Dataset entries
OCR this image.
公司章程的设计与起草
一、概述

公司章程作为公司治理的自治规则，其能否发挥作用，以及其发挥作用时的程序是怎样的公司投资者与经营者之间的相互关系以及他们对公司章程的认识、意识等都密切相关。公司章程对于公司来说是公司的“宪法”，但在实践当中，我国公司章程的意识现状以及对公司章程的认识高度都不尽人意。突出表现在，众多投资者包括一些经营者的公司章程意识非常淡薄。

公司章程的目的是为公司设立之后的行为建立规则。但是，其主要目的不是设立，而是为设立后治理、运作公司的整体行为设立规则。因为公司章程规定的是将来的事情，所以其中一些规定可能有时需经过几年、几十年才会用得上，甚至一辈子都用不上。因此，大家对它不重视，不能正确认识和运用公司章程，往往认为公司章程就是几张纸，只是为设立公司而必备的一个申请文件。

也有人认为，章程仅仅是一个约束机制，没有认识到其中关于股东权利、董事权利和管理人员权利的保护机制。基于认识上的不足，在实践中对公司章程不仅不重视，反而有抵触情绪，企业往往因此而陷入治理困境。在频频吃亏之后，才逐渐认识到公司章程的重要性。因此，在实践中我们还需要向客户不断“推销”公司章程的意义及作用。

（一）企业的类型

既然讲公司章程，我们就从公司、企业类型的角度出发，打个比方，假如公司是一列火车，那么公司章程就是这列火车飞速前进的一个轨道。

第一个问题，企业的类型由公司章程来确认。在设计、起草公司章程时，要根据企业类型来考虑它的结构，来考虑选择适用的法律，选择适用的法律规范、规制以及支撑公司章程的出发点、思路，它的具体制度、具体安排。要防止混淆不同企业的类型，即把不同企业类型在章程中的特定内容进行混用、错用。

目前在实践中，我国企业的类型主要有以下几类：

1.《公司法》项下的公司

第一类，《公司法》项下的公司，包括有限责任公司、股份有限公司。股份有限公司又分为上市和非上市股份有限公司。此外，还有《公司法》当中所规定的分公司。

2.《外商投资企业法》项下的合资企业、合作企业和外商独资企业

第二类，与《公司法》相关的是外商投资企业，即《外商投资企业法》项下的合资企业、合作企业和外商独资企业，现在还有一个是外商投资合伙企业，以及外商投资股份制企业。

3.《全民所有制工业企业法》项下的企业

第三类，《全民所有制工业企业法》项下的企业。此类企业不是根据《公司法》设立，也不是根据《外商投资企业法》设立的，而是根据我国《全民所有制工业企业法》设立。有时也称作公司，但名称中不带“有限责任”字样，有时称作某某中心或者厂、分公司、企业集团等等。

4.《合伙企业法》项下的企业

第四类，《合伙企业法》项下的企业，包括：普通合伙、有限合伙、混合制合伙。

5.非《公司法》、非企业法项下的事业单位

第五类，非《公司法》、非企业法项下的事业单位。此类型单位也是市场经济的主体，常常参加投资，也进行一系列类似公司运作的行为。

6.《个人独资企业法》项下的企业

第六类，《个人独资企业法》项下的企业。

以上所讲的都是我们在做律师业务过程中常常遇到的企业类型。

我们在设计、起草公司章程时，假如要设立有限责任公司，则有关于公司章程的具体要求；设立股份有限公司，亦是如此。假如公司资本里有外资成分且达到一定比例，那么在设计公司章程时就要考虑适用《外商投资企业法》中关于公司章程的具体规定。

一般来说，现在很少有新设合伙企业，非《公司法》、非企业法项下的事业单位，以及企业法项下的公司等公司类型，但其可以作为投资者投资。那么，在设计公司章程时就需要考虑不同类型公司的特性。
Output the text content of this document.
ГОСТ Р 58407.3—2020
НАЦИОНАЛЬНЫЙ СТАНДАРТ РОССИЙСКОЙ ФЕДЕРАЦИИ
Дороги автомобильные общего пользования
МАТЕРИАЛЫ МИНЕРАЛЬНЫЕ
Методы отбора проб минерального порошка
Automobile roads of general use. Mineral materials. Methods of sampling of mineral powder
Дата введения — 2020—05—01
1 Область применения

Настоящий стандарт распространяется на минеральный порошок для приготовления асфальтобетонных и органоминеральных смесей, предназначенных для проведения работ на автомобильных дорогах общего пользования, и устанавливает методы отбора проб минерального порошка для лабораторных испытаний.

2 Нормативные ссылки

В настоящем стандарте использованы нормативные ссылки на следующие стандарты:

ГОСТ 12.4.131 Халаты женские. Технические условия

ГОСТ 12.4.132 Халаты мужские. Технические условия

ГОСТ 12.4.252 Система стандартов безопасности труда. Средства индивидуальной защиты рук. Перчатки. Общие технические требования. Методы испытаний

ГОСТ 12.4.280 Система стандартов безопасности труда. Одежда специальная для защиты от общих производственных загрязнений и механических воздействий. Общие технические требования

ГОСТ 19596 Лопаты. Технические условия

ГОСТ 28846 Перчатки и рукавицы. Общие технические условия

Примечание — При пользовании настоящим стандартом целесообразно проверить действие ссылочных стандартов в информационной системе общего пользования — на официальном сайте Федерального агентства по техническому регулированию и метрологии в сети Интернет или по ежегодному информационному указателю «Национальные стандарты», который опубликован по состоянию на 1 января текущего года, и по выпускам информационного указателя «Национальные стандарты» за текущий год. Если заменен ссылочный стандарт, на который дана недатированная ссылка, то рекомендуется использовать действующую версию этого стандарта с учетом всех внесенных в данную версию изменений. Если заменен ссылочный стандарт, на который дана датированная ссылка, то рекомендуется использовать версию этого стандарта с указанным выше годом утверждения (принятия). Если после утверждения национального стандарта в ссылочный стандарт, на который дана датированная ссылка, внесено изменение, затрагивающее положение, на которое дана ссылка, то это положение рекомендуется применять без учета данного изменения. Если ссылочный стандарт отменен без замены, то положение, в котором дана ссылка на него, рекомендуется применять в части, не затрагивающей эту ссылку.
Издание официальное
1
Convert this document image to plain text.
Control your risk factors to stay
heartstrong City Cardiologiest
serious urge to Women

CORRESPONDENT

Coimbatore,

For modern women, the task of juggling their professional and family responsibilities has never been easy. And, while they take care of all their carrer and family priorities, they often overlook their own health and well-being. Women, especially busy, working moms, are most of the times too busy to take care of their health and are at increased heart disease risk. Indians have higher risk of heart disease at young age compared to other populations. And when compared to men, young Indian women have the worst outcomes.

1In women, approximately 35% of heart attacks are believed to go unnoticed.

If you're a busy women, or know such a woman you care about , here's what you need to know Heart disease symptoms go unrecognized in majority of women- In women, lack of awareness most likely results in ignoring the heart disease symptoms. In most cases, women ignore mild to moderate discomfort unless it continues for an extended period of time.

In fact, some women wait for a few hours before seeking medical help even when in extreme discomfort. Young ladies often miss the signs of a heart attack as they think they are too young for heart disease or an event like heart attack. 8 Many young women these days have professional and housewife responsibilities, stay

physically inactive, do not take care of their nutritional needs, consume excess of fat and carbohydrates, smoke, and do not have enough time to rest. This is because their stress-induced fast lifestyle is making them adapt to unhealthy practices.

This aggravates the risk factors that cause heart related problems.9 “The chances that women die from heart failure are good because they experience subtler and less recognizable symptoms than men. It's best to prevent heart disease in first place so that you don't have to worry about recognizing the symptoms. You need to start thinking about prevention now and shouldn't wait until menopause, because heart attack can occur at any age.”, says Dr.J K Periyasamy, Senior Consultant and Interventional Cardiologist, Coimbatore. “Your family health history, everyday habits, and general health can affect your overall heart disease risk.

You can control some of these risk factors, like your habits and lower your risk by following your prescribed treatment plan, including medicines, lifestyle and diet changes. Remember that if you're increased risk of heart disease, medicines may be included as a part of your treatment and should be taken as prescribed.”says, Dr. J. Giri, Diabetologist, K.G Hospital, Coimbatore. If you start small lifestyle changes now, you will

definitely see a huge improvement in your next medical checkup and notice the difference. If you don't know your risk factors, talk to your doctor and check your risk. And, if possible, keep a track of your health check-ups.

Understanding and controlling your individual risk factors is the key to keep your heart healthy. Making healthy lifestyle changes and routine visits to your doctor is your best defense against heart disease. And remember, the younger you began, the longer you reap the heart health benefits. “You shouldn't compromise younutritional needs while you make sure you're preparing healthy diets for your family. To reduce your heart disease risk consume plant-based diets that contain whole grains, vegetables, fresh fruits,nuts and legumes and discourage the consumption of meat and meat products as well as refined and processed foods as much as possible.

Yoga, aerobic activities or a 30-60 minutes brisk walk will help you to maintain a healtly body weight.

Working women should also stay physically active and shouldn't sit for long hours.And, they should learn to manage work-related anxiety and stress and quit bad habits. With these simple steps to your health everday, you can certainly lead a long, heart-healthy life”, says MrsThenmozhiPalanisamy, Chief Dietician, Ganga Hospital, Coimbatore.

◆ What you will do
Read the data above. Pull out each line in which the string "their" appears.

◆ Full solution
For modern women, the task of juggling their professional and family responsibilities has never been easy. And, while they take care of all their carrer and family priorities, they often overlook their own health and well-being. Women, especially busy, working moms, are most of the times too busy to take care of their health and are at increased heart disease risk. Indians have higher risk of heart disease at young age compared to other populations. And when compared to men, young Indian women have the worst outcomes.
physically inactive, do not take care of their nutritional needs, consume excess of fat and carbohydrates, smoke, and do not have enough time to rest. This is because their stress-induced fast lifestyle is making them adapt to unhealthy practices.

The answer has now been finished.